#### Entries supplied ####

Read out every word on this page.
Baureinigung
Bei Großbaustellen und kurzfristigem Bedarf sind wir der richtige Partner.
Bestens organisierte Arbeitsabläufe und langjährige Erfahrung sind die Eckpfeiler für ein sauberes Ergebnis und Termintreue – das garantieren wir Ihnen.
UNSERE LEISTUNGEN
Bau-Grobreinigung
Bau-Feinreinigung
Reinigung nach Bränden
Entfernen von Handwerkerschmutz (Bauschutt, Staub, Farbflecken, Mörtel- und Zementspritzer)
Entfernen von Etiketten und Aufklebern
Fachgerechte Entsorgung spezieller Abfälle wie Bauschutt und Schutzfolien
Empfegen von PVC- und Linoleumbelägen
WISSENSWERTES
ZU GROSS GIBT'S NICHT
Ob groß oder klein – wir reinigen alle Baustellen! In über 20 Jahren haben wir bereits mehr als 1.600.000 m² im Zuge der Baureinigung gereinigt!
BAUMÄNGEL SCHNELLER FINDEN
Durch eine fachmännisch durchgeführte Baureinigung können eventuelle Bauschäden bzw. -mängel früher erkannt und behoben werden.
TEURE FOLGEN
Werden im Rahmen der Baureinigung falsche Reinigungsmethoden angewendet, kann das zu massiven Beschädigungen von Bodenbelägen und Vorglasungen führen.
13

####

* Work to complete:
Could you reproduce every record above exactly as it appears?

* Result:
Read out every word on this page.
Baureinigung
Bei Großbaustellen und kurzfristigem Bedarf sind wir der richtige Partner.
Bestens organisierte Arbeitsabläufe und langjährige Erfahrung sind die Eckpfeiler für ein sauberes Ergebnis und Termintreue – das garantieren wir Ihnen.
UNSERE LEISTUNGEN
Bau-Grobreinigung
Bau-Feinreinigung
Reinigung nach Bränden
Entfernen von Handwerkerschmutz (Bauschutt, Staub, Farbflecken, Mörtel- und Zementspritzer)
Entfernen von Etiketten und Aufklebern
Fachgerechte Entsorgung spezieller Abfälle wie Bauschutt und Schutzfolien
Empfegen von PVC- und Linoleumbelägen
WISSENSWERTES
ZU GROSS GIBT'S NICHT
Ob groß oder klein – wir reinigen alle Baustellen! In über 20 Jahren haben wir bereits mehr als 1.600.000 m² im Zuge der Baureinigung gereinigt!
BAUMÄNGEL SCHNELLER FINDEN
Durch eine fachmännisch durchgeführte Baureinigung können eventuelle Bauschäden bzw. -mängel früher erkannt und behoben werden.
TEURE FOLGEN
Werden im Rahmen der Baureinigung falsche Reinigungsmethoden angewendet, kann das zu massiven Beschädigungen von Bodenbelägen und Vorglasungen führen.
13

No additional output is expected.